## TO DO:
The data below is to be returned in full and exactly.

## SUPPLIED RECORDS:
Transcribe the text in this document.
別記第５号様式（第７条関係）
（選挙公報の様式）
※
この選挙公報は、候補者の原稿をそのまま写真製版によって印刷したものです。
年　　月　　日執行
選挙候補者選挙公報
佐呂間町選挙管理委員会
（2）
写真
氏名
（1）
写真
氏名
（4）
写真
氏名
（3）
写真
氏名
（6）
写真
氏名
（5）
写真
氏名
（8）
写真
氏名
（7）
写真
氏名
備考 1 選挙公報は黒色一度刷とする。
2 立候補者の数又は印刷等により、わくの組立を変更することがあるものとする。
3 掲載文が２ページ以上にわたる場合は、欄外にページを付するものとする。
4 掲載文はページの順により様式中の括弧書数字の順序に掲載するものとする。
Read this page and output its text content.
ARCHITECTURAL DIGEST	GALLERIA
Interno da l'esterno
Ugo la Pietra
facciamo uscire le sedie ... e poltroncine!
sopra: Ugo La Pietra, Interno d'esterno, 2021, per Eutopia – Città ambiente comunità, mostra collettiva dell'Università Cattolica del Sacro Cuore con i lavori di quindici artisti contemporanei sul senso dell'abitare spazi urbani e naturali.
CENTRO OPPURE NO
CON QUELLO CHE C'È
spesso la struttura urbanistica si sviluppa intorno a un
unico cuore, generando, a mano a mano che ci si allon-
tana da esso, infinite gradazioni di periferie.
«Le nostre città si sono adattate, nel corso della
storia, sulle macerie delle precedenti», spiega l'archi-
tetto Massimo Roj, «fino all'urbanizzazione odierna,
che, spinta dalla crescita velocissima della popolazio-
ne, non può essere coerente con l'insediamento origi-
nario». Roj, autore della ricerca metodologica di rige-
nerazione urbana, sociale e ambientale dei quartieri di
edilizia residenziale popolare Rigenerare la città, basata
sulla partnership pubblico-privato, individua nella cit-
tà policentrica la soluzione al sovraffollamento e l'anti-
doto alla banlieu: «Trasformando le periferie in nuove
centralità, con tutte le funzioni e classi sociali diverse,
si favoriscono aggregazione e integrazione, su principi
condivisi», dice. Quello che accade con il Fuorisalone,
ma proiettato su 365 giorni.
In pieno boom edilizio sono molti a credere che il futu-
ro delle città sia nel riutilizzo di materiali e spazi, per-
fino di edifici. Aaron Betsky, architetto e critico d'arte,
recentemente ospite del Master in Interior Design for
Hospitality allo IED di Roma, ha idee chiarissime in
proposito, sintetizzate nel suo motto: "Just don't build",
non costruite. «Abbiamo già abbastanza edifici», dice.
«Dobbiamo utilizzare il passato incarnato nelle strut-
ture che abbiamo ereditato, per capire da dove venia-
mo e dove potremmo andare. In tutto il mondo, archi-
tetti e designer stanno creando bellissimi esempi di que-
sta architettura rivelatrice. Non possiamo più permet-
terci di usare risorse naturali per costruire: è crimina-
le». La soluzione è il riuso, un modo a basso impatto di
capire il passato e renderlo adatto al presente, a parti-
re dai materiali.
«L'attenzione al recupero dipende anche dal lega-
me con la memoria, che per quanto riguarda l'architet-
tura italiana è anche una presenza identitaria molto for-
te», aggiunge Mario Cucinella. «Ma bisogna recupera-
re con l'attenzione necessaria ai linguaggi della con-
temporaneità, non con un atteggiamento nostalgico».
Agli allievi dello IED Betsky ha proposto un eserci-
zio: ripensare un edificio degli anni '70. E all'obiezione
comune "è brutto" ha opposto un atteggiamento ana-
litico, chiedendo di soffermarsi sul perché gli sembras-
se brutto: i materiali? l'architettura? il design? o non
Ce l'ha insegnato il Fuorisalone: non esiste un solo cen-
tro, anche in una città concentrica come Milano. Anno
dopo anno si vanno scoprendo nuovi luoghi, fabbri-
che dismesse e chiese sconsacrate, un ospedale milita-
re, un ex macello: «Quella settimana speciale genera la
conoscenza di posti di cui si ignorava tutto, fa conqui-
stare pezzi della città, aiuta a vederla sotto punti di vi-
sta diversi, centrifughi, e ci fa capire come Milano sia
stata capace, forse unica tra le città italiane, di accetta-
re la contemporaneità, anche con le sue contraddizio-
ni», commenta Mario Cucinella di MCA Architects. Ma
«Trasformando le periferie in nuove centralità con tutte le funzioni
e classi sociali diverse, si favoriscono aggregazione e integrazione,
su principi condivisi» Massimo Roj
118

## SOLUTION BELOW:
Transcribe the text in this document.
別記第５号様式（第７条関係）
（選挙公報の様式）
※
この選挙公報は、候補者の原稿をそのまま写真製版によって印刷したものです。
年　　月　　日執行
選挙候補者選挙公報
佐呂間町選挙管理委員会
（2）
写真
氏名
（1）
写真
氏名
（4）
写真
氏名
（3）
写真
氏名
（6）
写真
氏名
（5）
写真
氏名
（8）
写真
氏名
（7）
写真
氏名
備考 1 選挙公報は黒色一度刷とする。
2 立候補者の数又は印刷等により、わくの組立を変更することがあるものとする。
3 掲載文が２ページ以上にわたる場合は、欄外にページを付するものとする。
4 掲載文はページの順により様式中の括弧書数字の順序に掲載するものとする。
Read this page and output its text content.
ARCHITECTURAL DIGEST	GALLERIA
Interno da l'esterno
Ugo la Pietra
facciamo uscire le sedie ... e poltroncine!
sopra: Ugo La Pietra, Interno d'esterno, 2021, per Eutopia – Città ambiente comunità, mostra collettiva dell'Università Cattolica del Sacro Cuore con i lavori di quindici artisti contemporanei sul senso dell'abitare spazi urbani e naturali.
CENTRO OPPURE NO
CON QUELLO CHE C'È
spesso la struttura urbanistica si sviluppa intorno a un
unico cuore, generando, a mano a mano che ci si allon-
tana da esso, infinite gradazioni di periferie.
«Le nostre città si sono adattate, nel corso della
storia, sulle macerie delle precedenti», spiega l'archi-
tetto Massimo Roj, «fino all'urbanizzazione odierna,
che, spinta dalla crescita velocissima della popolazio-
ne, non può essere coerente con l'insediamento origi-
nario». Roj, autore della ricerca metodologica di rige-
nerazione urbana, sociale e ambientale dei quartieri di
edilizia residenziale popolare Rigenerare la città, basata
sulla partnership pubblico-privato, individua nella cit-
tà policentrica la soluzione al sovraffollamento e l'anti-
doto alla banlieu: «Trasformando le periferie in nuove
centralità, con tutte le funzioni e classi sociali diverse,
si favoriscono aggregazione e integrazione, su principi
condivisi», dice. Quello che accade con il Fuorisalone,
ma proiettato su 365 giorni.
In pieno boom edilizio sono molti a credere che il futu-
ro delle città sia nel riutilizzo di materiali e spazi, per-
fino di edifici. Aaron Betsky, architetto e critico d'arte,
recentemente ospite del Master in Interior Design for
Hospitality allo IED di Roma, ha idee chiarissime in
proposito, sintetizzate nel suo motto: "Just don't build",
non costruite. «Abbiamo già abbastanza edifici», dice.
«Dobbiamo utilizzare il passato incarnato nelle strut-
ture che abbiamo ereditato, per capire da dove venia-
mo e dove potremmo andare. In tutto il mondo, archi-
tetti e designer stanno creando bellissimi esempi di que-
sta architettura rivelatrice. Non possiamo più permet-
terci di usare risorse naturali per costruire: è crimina-
le». La soluzione è il riuso, un modo a basso impatto di
capire il passato e renderlo adatto al presente, a parti-
re dai materiali.
«L'attenzione al recupero dipende anche dal lega-
me con la memoria, che per quanto riguarda l'architet-
tura italiana è anche una presenza identitaria molto for-
te», aggiunge Mario Cucinella. «Ma bisogna recupera-
re con l'attenzione necessaria ai linguaggi della con-
temporaneità, non con un atteggiamento nostalgico».
Agli allievi dello IED Betsky ha proposto un eserci-
zio: ripensare un edificio degli anni '70. E all'obiezione
comune "è brutto" ha opposto un atteggiamento ana-
litico, chiedendo di soffermarsi sul perché gli sembras-
se brutto: i materiali? l'architettura? il design? o non
Ce l'ha insegnato il Fuorisalone: non esiste un solo cen-
tro, anche in una città concentrica come Milano. Anno
dopo anno si vanno scoprendo nuovi luoghi, fabbri-
che dismesse e chiese sconsacrate, un ospedale milita-
re, un ex macello: «Quella settimana speciale genera la
conoscenza di posti di cui si ignorava tutto, fa conqui-
stare pezzi della città, aiuta a vederla sotto punti di vi-
sta diversi, centrifughi, e ci fa capire come Milano sia
stata capace, forse unica tra le città italiane, di accetta-
re la contemporaneità, anche con le sue contraddizio-
ni», commenta Mario Cucinella di MCA Architects. Ma
«Trasformando le periferie in nuove centralità con tutte le funzioni
e classi sociali diverse, si favoriscono aggregazione e integrazione,
su principi condivisi» Massimo Roj
118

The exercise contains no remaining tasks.